Reading passage:
-*-*-
Rasmussen Anders Fogh Rasmussen, the general secretary of NATO, said Monday that the alliance would continue its operations in Libya.

"Now is the time for all threats against civilians to stop .... We will continue to monitor military units and key facilities as we have since March, and if we see any threatening moves towards the Libyan people we will act in accordance with our United Nations mandate," Rasmussen said.

His call for an end to the conflict followed similar comments in a Sunday statement.

British Prime Minister David Cameron said that the transition to a democratic state will have to be "a Libyan-led and Libyan-owned process," including bringing Moammar Kadafi to justice.

As for Kadafi's future, that should be a decision for the new Libyan authorities, Cameron said.

Cameron He said the immediate need would be to make sure that key infrastructure -- communications networks, power, fuel and water -- are secure.

"We will soon be able to release the frozen assets that belong to the Libyan people," Cameron said.
-*-*-
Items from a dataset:
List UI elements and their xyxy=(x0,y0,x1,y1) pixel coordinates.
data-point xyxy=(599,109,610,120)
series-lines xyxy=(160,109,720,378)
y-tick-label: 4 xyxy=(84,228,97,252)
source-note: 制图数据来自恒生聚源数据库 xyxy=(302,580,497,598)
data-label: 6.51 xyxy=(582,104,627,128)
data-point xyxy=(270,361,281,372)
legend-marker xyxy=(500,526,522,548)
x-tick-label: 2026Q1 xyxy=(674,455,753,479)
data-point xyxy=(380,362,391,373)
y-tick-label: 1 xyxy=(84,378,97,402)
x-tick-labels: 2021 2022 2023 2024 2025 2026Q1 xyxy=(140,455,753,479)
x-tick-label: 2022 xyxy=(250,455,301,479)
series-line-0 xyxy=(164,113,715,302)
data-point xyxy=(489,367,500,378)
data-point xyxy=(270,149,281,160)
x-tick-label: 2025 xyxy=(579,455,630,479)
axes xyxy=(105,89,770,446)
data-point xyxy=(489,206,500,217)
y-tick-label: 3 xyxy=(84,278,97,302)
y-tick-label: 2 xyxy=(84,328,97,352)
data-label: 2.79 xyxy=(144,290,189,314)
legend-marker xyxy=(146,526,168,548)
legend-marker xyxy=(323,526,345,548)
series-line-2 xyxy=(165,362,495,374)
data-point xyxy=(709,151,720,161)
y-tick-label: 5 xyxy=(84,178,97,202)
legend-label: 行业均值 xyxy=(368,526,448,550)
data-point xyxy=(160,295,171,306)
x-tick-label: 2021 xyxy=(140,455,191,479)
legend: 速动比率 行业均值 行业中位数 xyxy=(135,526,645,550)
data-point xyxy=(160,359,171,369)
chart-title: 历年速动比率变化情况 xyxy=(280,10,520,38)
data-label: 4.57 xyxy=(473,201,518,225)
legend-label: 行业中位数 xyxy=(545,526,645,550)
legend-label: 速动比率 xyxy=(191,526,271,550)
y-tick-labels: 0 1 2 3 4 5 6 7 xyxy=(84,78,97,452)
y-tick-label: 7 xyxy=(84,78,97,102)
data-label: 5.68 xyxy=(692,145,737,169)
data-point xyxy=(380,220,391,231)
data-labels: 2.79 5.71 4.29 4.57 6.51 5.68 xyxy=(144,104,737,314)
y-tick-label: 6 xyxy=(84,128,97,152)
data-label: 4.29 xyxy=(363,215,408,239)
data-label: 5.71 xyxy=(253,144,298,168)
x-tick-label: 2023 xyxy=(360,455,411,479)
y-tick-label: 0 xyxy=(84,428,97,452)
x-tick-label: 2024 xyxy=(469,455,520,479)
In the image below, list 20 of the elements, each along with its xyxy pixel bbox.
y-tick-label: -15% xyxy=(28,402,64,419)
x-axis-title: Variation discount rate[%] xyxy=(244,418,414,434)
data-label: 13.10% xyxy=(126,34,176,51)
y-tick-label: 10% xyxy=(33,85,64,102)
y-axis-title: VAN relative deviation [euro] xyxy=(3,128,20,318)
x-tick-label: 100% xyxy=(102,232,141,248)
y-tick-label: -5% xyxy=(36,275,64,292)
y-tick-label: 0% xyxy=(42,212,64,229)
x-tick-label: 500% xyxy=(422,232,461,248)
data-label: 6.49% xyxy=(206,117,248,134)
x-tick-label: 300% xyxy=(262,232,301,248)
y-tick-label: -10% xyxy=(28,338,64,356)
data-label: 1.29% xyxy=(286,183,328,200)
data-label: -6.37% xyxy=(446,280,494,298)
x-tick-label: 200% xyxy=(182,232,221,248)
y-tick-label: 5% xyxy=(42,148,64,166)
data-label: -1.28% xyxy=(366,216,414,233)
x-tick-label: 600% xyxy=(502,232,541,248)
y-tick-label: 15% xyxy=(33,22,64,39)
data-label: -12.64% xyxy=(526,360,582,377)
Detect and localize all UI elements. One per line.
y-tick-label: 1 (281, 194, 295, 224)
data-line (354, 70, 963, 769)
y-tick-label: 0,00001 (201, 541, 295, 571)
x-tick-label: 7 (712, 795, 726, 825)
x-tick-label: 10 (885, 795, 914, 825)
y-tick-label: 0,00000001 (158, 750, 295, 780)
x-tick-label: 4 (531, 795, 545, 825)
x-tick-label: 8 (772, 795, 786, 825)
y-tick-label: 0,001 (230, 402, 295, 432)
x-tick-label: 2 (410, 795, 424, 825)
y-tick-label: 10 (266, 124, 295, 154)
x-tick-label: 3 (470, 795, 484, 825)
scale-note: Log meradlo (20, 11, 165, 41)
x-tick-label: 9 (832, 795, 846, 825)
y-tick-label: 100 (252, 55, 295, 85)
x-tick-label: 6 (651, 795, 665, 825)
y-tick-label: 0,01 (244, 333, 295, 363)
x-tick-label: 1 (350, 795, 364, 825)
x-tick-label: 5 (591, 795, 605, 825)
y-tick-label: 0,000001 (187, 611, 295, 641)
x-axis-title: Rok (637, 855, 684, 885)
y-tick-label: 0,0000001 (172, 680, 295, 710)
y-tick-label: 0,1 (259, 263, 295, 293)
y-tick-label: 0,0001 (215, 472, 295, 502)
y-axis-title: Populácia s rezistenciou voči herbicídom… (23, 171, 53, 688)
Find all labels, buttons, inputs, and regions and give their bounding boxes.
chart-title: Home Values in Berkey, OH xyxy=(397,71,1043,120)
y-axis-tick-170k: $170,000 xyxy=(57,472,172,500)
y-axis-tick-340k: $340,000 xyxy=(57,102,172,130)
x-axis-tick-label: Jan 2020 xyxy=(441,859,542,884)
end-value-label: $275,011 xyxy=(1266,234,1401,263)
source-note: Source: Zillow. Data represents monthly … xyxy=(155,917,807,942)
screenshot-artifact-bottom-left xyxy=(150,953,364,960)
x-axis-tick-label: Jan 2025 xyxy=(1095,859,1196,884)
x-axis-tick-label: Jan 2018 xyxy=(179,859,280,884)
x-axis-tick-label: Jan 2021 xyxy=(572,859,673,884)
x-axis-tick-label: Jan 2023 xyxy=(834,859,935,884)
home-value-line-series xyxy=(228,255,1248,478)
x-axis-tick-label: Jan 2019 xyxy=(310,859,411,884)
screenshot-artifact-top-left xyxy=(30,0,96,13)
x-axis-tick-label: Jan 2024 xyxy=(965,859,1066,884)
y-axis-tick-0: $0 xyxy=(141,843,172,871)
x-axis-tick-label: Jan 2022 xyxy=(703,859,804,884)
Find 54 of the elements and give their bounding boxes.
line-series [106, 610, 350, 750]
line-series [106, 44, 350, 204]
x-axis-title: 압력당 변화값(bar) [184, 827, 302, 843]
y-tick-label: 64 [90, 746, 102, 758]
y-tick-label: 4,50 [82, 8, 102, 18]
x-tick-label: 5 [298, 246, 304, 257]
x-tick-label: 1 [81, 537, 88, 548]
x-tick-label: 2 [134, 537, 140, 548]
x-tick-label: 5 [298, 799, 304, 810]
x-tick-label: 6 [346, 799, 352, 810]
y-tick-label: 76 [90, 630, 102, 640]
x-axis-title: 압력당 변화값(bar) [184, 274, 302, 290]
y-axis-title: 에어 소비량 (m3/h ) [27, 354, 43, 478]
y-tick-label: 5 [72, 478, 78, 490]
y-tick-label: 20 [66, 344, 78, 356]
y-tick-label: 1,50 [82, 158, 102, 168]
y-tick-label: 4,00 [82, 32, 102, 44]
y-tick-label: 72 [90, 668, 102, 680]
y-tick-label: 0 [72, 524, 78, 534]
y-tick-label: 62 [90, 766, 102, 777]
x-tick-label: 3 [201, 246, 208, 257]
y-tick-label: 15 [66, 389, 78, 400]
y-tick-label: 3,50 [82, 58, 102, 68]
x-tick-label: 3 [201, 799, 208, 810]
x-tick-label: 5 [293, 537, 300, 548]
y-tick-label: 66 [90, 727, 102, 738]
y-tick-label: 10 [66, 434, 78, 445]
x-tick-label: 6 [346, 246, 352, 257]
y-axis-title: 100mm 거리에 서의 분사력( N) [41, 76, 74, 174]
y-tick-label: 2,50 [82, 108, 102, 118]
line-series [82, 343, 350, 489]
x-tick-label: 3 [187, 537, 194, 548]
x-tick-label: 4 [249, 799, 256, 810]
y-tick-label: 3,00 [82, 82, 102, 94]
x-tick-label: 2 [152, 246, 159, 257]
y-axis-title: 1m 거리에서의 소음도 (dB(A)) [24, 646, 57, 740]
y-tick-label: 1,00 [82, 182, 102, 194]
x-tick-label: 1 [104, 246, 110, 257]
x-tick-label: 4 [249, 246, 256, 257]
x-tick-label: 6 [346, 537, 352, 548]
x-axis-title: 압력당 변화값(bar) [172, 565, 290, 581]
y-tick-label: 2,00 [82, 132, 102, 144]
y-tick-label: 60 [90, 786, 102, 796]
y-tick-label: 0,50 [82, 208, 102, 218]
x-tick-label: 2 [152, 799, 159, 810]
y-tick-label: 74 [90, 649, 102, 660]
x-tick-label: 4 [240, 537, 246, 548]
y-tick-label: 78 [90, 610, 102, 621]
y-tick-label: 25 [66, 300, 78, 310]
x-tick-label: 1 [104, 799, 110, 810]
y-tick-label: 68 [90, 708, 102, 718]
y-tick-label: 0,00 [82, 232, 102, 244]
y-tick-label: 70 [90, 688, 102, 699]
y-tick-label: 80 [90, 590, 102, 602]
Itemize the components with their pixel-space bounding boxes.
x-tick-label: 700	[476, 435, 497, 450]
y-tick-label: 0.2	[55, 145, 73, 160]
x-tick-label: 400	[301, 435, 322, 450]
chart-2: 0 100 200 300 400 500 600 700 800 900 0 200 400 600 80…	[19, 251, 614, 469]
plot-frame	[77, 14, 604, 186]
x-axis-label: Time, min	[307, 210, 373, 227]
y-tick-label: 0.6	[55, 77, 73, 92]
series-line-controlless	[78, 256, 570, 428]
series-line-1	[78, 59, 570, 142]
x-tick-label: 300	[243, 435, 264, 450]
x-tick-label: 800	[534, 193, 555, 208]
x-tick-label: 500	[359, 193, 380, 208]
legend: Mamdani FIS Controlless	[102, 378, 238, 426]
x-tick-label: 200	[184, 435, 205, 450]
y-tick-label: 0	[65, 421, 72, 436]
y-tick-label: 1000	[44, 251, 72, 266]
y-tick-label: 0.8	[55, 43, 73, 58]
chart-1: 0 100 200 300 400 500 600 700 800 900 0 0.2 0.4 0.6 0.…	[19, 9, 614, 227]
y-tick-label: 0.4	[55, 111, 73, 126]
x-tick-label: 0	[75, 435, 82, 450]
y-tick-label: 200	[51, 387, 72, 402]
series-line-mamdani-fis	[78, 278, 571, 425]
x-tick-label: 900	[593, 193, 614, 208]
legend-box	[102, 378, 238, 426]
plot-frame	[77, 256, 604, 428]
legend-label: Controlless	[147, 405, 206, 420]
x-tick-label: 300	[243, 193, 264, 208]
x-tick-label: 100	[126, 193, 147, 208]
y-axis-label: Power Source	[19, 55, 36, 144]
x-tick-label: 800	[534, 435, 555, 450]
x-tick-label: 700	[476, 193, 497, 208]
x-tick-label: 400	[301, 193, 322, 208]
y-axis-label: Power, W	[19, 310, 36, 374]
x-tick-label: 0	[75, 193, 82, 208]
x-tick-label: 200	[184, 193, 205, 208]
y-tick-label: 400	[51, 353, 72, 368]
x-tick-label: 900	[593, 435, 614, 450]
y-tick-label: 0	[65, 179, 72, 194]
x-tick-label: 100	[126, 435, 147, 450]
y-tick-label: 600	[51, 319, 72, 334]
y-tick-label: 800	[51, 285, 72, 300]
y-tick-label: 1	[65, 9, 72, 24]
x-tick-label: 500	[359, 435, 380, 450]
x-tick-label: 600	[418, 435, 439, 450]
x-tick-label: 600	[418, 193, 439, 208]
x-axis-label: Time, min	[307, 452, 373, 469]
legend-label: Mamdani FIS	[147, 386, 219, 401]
-*-*-
Problem set:
**1.** Rewrite the Libya news excerpt from "Rasmussen Anders Fogh" down to "authorities, Cameron said.", putting "Tuesday" wherever "Sunday" appears.
**2.** Please write out everything from the start of the records down to the line containing "x-tick-label: 2024 xyxy=(469,455,520,479)", both ends included.

Solutions per task:
**1.**
Rasmussen Anders Fogh Rasmussen, the general secretary of NATO, said Monday that the alliance would continue its operations in Libya.

"Now is the time for all threats against civilians to stop .... We will continue to monitor military units and key facilities as we have since March, and if we see any threatening moves towards the Libyan people we will act in accordance with our United Nations mandate," Rasmussen said.

His call for an end to the conflict followed similar comments in a Tuesday statement.

British Prime Minister David Cameron said that the transition to a democratic state will have to be "a Libyan-led and Libyan-owned process," including bringing Moammar Kadafi to justice.

As for Kadafi's future, that should be a decision for the new Libyan authorities, Cameron said.

**2.**
List UI elements and their xyxy=(x0,y0,x1,y1) pixel coordinates.
data-point xyxy=(599,109,610,120)
series-lines xyxy=(160,109,720,378)
y-tick-label: 4 xyxy=(84,228,97,252)
source-note: 制图数据来自恒生聚源数据库 xyxy=(302,580,497,598)
data-label: 6.51 xyxy=(582,104,627,128)
data-point xyxy=(270,361,281,372)
legend-marker xyxy=(500,526,522,548)
x-tick-label: 2026Q1 xyxy=(674,455,753,479)
data-point xyxy=(380,362,391,373)
y-tick-label: 1 xyxy=(84,378,97,402)
x-tick-labels: 2021 2022 2023 2024 2025 2026Q1 xyxy=(140,455,753,479)
x-tick-label: 2022 xyxy=(250,455,301,479)
series-line-0 xyxy=(164,113,715,302)
data-point xyxy=(489,367,500,378)
data-point xyxy=(270,149,281,160)
x-tick-label: 2025 xyxy=(579,455,630,479)
axes xyxy=(105,89,770,446)
data-point xyxy=(489,206,500,217)
y-tick-label: 3 xyxy=(84,278,97,302)
y-tick-label: 2 xyxy=(84,328,97,352)
data-label: 2.79 xyxy=(144,290,189,314)
legend-marker xyxy=(146,526,168,548)
legend-marker xyxy=(323,526,345,548)
series-line-2 xyxy=(165,362,495,374)
data-point xyxy=(709,151,720,161)
y-tick-label: 5 xyxy=(84,178,97,202)
legend-label: 行业均值 xyxy=(368,526,448,550)
data-point xyxy=(160,295,171,306)
x-tick-label: 2021 xyxy=(140,455,191,479)
legend: 速动比率 行业均值 行业中位数 xyxy=(135,526,645,550)
data-point xyxy=(160,359,171,369)
chart-title: 历年速动比率变化情况 xyxy=(280,10,520,38)
data-label: 4.57 xyxy=(473,201,518,225)
legend-label: 行业中位数 xyxy=(545,526,645,550)
legend-label: 速动比率 xyxy=(191,526,271,550)
y-tick-labels: 0 1 2 3 4 5 6 7 xyxy=(84,78,97,452)
y-tick-label: 7 xyxy=(84,78,97,102)
data-label: 5.68 xyxy=(692,145,737,169)
data-point xyxy=(380,220,391,231)
data-labels: 2.79 5.71 4.29 4.57 6.51 5.68 xyxy=(144,104,737,314)
y-tick-label: 6 xyxy=(84,128,97,152)
data-label: 4.29 xyxy=(363,215,408,239)
data-label: 5.71 xyxy=(253,144,298,168)
x-tick-label: 2023 xyxy=(360,455,411,479)
y-tick-label: 0 xyxy=(84,428,97,452)
x-tick-label: 2024 xyxy=(469,455,520,479)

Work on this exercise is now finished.